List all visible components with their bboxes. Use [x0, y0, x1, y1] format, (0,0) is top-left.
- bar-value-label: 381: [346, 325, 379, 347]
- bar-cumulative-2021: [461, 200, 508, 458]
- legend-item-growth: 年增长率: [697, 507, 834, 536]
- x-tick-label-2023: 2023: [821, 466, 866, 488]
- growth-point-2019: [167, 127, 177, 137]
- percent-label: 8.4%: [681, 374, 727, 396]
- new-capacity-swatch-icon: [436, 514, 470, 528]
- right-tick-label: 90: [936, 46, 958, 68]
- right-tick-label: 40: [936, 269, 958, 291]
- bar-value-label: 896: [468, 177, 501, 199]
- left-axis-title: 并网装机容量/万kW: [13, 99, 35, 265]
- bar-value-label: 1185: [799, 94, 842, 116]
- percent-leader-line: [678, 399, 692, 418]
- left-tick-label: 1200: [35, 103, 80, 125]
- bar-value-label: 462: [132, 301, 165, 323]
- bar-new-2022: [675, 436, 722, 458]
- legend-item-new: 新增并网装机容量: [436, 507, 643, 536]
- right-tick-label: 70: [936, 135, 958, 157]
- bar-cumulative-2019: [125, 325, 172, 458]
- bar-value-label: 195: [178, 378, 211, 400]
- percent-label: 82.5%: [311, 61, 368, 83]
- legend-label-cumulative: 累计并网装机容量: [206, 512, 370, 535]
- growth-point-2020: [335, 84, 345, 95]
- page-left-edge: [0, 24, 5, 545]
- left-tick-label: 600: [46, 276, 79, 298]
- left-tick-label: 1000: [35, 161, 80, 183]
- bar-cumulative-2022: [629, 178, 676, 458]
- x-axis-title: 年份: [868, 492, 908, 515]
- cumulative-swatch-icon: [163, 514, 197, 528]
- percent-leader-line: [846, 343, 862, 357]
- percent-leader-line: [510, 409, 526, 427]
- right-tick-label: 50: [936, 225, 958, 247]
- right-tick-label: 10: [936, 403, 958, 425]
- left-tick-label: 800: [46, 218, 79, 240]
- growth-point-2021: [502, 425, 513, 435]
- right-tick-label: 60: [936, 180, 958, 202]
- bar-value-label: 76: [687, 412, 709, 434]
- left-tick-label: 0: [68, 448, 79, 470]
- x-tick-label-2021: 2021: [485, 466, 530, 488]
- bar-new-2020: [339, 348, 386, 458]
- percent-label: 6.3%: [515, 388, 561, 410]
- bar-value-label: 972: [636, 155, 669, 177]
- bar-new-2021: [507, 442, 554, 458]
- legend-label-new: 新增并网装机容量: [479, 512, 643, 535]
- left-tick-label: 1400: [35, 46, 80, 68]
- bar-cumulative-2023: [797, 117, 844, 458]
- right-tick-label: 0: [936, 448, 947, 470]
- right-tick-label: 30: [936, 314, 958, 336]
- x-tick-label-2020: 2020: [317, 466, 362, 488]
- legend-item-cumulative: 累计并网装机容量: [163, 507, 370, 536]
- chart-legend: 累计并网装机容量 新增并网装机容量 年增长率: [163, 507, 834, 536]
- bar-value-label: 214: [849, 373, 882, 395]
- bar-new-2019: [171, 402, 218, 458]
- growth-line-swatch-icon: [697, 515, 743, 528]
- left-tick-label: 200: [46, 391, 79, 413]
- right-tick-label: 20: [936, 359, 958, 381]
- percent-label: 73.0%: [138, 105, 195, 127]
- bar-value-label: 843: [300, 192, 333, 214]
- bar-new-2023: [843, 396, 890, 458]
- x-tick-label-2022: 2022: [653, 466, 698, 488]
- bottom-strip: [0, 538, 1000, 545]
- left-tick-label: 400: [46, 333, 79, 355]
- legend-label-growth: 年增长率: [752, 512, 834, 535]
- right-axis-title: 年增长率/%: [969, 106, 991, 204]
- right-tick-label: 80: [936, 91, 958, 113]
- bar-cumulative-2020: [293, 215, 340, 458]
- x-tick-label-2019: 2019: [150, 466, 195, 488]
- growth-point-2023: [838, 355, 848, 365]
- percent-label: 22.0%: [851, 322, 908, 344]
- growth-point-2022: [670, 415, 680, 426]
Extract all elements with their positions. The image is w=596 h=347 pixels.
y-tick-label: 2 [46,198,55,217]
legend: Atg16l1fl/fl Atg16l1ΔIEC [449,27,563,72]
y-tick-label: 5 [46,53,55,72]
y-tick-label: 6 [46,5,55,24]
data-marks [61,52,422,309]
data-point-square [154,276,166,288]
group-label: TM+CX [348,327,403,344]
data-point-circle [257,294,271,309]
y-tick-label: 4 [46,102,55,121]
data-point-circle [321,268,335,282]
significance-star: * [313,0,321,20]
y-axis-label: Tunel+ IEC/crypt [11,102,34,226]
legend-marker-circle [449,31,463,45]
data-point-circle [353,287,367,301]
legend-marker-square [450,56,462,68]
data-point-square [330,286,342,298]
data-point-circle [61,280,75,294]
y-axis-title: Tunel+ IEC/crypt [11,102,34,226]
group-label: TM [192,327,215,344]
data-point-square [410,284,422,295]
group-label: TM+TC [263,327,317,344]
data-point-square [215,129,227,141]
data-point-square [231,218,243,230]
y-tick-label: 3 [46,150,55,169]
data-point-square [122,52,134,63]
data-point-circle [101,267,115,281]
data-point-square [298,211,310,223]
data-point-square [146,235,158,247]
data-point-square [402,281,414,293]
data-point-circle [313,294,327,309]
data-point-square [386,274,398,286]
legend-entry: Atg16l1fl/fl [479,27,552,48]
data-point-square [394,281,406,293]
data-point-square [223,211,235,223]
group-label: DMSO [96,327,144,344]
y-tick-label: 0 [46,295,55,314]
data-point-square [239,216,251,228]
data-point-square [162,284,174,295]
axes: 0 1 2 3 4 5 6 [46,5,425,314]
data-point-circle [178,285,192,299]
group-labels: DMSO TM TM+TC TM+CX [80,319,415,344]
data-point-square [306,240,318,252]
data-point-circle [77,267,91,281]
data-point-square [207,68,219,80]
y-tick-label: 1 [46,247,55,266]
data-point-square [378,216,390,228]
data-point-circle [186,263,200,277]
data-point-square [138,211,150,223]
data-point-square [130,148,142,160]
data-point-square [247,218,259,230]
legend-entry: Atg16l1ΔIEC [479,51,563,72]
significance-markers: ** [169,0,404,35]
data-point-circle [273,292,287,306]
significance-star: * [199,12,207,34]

■ **Detalhes do problema**: Reescreva as linhas acima trocando "bar-value-label" por "bar-data-label" em todas elas, sem alterar mais nada.

■ **Resposta à tarefa**:
List all visible components with their bboxes. Use [x0, y0, x1, y1] format, (0,0) is top-left.
- bar-data-label: 381: [346, 325, 379, 347]
- bar-cumulative-2021: [461, 200, 508, 458]
- legend-item-growth: 年增长率: [697, 507, 834, 536]
- x-tick-label-2023: 2023: [821, 466, 866, 488]
- growth-point-2019: [167, 127, 177, 137]
- percent-label: 8.4%: [681, 374, 727, 396]
- new-capacity-swatch-icon: [436, 514, 470, 528]
- right-tick-label: 90: [936, 46, 958, 68]
- right-tick-label: 40: [936, 269, 958, 291]
- bar-data-label: 896: [468, 177, 501, 199]
- left-axis-title: 并网装机容量/万kW: [13, 99, 35, 265]
- bar-data-label: 1185: [799, 94, 842, 116]
- percent-leader-line: [678, 399, 692, 418]
- left-tick-label: 1200: [35, 103, 80, 125]
- bar-data-label: 462: [132, 301, 165, 323]
- bar-new-2022: [675, 436, 722, 458]
- legend-item-new: 新增并网装机容量: [436, 507, 643, 536]
- right-tick-label: 70: [936, 135, 958, 157]
- bar-cumulative-2019: [125, 325, 172, 458]
- bar-data-label: 195: [178, 378, 211, 400]
- percent-label: 82.5%: [311, 61, 368, 83]
- legend-label-cumulative: 累计并网装机容量: [206, 512, 370, 535]
- growth-point-2020: [335, 84, 345, 95]
- page-left-edge: [0, 24, 5, 545]
- left-tick-label: 600: [46, 276, 79, 298]
- left-tick-label: 1000: [35, 161, 80, 183]
- bar-cumulative-2022: [629, 178, 676, 458]
- x-axis-title: 年份: [868, 492, 908, 515]
- cumulative-swatch-icon: [163, 514, 197, 528]
- percent-leader-line: [846, 343, 862, 357]
- percent-leader-line: [510, 409, 526, 427]
- right-tick-label: 50: [936, 225, 958, 247]
- right-tick-label: 10: [936, 403, 958, 425]
- left-tick-label: 800: [46, 218, 79, 240]
- growth-point-2021: [502, 425, 513, 435]
- right-tick-label: 60: [936, 180, 958, 202]
- bar-data-label: 76: [687, 412, 709, 434]
- left-tick-label: 0: [68, 448, 79, 470]
- x-tick-label-2021: 2021: [485, 466, 530, 488]
- bar-new-2020: [339, 348, 386, 458]
- percent-label: 6.3%: [515, 388, 561, 410]
- bar-data-label: 972: [636, 155, 669, 177]
- bar-new-2021: [507, 442, 554, 458]
- legend-label-new: 新增并网装机容量: [479, 512, 643, 535]
- left-tick-label: 1400: [35, 46, 80, 68]
- bar-cumulative-2023: [797, 117, 844, 458]
- right-tick-label: 0: [936, 448, 947, 470]
- right-tick-label: 30: [936, 314, 958, 336]
- x-tick-label-2020: 2020: [317, 466, 362, 488]
- legend-item-cumulative: 累计并网装机容量: [163, 507, 370, 536]
- chart-legend: 累计并网装机容量 新增并网装机容量 年增长率: [163, 507, 834, 536]
- bar-data-label: 214: [849, 373, 882, 395]
- bar-new-2019: [171, 402, 218, 458]
- growth-line-swatch-icon: [697, 515, 743, 528]
- left-tick-label: 200: [46, 391, 79, 413]
- right-tick-label: 20: [936, 359, 958, 381]
- percent-label: 73.0%: [138, 105, 195, 127]
- bar-data-label: 843: [300, 192, 333, 214]
- bar-new-2023: [843, 396, 890, 458]
- x-tick-label-2022: 2022: [653, 466, 698, 488]
- bottom-strip: [0, 538, 1000, 545]
- left-tick-label: 400: [46, 333, 79, 355]
- legend-label-growth: 年增长率: [752, 512, 834, 535]
- right-axis-title: 年增长率/%: [969, 106, 991, 204]
- right-tick-label: 80: [936, 91, 958, 113]
- bar-cumulative-2020: [293, 215, 340, 458]
- x-tick-label-2019: 2019: [150, 466, 195, 488]
- growth-point-2023: [838, 355, 848, 365]
- percent-label: 22.0%: [851, 322, 908, 344]
- growth-point-2022: [670, 415, 680, 426]
Extract all elements with their positions. The image is w=596 h=347 pixels.
y-tick-label: 2 [46,198,55,217]
legend: Atg16l1fl/fl Atg16l1ΔIEC [449,27,563,72]
y-tick-label: 5 [46,53,55,72]
y-tick-label: 6 [46,5,55,24]
data-marks [61,52,422,309]
data-point-square [154,276,166,288]
group-label: TM+CX [348,327,403,344]
data-point-circle [257,294,271,309]
y-tick-label: 4 [46,102,55,121]
data-point-circle [321,268,335,282]
significance-star: * [313,0,321,20]
y-axis-label: Tunel+ IEC/crypt [11,102,34,226]
legend-marker-circle [449,31,463,45]
data-point-circle [353,287,367,301]
legend-marker-square [450,56,462,68]
data-point-square [330,286,342,298]
data-point-circle [61,280,75,294]
y-axis-title: Tunel+ IEC/crypt [11,102,34,226]
group-label: TM [192,327,215,344]
data-point-square [410,284,422,295]
group-label: TM+TC [263,327,317,344]
data-point-square [215,129,227,141]
data-point-square [231,218,243,230]
y-tick-label: 3 [46,150,55,169]
data-point-square [122,52,134,63]
data-point-circle [101,267,115,281]
data-point-square [298,211,310,223]
data-point-square [146,235,158,247]
data-point-square [402,281,414,293]
data-point-circle [313,294,327,309]
data-point-square [386,274,398,286]
legend-entry: Atg16l1fl/fl [479,27,552,48]
data-point-square [394,281,406,293]
data-point-square [223,211,235,223]
group-label: DMSO [96,327,144,344]
y-tick-label: 0 [46,295,55,314]
data-point-square [239,216,251,228]
data-point-square [162,284,174,295]
axes: 0 1 2 3 4 5 6 [46,5,425,314]
data-point-circle [178,285,192,299]
group-labels: DMSO TM TM+TC TM+CX [80,319,415,344]
data-point-square [306,240,318,252]
data-point-circle [77,267,91,281]
data-point-square [207,68,219,80]
y-tick-label: 1 [46,247,55,266]
data-point-square [378,216,390,228]
data-point-circle [186,263,200,277]
data-point-square [138,211,150,223]
data-point-square [130,148,142,160]
data-point-square [247,218,259,230]
legend-entry: Atg16l1ΔIEC [479,51,563,72]
significance-markers: ** [169,0,404,35]
data-point-circle [273,292,287,306]
significance-star: * [199,12,207,34]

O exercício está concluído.